Texto de apoio:
▬▬▬
Reconfiguração da extrema-direita: uma análise da composição eleitoral dos Fratelli d’Italia e da Lega depois das eleições nacionais italianas de 2022 | Giuseppe Cugnata
As eleições italianas de 2022 foram ganhas pela coligação de direita. No entanto, esta vitória esconde divisões internas profundas. Uma análise das transferências eleitorais mostra que enquanto o partido pós-fascista Fratelli d’Italia (FDI), liderado pela primeira-ministra Giorgia Meloni conseguiu 26% dos votos, fê-lo principalmente à custa dos aliados Forza Italia (partido de Silvio Berlusconi) e da Lega de Matteo Salvini, particularmente nos redutos do norte de Itália.
A análise da composição socioeconómica dos dois partidos revela uma diferença entre os FDI e a Lega: o primeiro obteve votação especialmente nas classes médias, enquanto o segundo preservou parte do eleitorado popular, perdendo eleitorado “tradicional” – trabalhadores independente e empresários. Por fim, a análise do posicionamento ideológico mostra que o voto nos FDI e na Lega está totalmente enraizado no campo da direita.
Uma visão global dos resultados das eleições italianas de 2022
A 28 de outubro de 1922, uma manifestação armada orquestrada pelos camisas negras de Benito Mussolini assaltou Roma e outras cidades italianas; a isto se chamou a Marcha Sobre Roma e marcou o início da ditadura fascista[1]. Exatamente cem anos depois, a 22 de outubro de 2022, a líder da extrema-direita italiana Giorgia Meloni é nomeada primeira-ministra da República italiana.
Os antecedentes políticos de Meloni começam nas fileiras do neofascista Movimento Social italiano (Movimento Sociale Italiano - MSI), tornando-se depois uma das figuras de proa da pós-fascista Aliança Nacional (Allleanza Nazionale - NA) e, quando o partido se juntou ao Povo da Liberdade (Popolo della Libertà - PDL) de Silvio Berlusconi, foi nomeada ministra da Juventude do quarto governo de Berlusconi. Em 2012, Meloni criou um partido chamado “Irmãos de Itália” (Fratelli d’Italia – FDI)[2] cujo símbolo - a chama tricolor anteriormente usada pelo MSI e a NA - representa a chama que se ergue do túmulo de Mussolini, evocando uma ligação tácita ao regime fascista[3].
▬▬▬
Excertos das entradas:
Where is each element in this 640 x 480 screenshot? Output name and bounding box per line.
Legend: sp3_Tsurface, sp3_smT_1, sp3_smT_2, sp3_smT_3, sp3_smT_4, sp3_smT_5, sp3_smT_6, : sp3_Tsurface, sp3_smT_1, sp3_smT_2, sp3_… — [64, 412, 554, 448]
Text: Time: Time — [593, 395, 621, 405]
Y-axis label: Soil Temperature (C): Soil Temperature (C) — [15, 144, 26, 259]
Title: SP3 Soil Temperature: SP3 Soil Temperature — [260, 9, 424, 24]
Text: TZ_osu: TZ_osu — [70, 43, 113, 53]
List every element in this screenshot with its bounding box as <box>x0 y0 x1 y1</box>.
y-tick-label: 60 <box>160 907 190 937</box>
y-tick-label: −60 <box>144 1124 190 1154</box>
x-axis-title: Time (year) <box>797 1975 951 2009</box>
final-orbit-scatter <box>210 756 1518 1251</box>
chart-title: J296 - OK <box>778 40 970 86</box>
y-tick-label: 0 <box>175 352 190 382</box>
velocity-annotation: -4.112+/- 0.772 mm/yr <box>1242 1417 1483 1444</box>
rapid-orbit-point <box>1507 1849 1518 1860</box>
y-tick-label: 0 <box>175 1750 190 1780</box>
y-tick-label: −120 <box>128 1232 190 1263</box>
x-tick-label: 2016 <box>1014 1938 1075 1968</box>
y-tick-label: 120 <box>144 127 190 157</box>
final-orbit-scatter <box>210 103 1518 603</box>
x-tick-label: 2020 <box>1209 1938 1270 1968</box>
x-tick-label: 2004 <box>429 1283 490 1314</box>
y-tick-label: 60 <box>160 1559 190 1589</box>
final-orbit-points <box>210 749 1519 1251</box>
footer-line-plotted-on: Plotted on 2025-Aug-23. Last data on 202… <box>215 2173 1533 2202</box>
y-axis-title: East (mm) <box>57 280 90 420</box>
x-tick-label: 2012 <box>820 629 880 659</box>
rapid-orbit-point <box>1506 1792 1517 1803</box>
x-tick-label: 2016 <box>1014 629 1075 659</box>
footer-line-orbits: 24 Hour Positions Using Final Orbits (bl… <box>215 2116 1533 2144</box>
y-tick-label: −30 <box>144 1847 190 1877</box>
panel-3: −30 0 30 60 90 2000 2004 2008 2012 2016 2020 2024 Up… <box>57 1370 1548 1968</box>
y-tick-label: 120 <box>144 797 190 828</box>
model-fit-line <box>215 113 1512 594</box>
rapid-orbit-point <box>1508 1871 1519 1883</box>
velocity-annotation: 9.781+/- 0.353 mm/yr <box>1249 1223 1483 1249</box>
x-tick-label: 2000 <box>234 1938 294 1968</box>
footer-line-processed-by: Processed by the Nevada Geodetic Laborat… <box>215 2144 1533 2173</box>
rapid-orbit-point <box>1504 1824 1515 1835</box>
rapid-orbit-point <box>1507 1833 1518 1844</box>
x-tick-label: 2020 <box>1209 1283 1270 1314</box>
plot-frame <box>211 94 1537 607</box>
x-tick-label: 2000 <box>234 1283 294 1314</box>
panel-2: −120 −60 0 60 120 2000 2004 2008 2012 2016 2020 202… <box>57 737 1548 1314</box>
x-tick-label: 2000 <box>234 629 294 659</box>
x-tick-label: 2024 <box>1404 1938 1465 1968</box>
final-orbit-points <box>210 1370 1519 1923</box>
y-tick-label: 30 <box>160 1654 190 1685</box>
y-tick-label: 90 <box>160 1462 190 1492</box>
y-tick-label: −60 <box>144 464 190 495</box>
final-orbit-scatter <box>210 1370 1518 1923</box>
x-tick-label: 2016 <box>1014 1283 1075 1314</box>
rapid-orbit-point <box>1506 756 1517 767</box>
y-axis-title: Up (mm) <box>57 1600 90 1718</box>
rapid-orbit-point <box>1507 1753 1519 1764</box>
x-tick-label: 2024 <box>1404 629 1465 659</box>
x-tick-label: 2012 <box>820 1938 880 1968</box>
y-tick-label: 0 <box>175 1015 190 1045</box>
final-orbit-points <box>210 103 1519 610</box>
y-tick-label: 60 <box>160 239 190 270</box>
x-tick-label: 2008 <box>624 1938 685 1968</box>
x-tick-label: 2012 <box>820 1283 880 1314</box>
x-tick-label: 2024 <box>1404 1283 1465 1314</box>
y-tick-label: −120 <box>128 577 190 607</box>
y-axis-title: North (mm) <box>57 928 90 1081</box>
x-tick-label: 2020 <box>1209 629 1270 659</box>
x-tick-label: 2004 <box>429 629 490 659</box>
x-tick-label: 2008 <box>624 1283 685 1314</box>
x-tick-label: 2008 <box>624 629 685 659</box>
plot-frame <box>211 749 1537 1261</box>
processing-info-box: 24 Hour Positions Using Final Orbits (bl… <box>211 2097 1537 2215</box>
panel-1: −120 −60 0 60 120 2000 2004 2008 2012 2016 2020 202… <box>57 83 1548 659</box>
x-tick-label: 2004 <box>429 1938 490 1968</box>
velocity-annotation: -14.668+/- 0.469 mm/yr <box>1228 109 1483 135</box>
▬▬▬
Objetivo: Segundo o texto de apoio, que percentagem dos votos conseguiu o partido Fratelli d'Italia nas eleições italianas de 2022?

Resultado do exercício: 26% dos votos.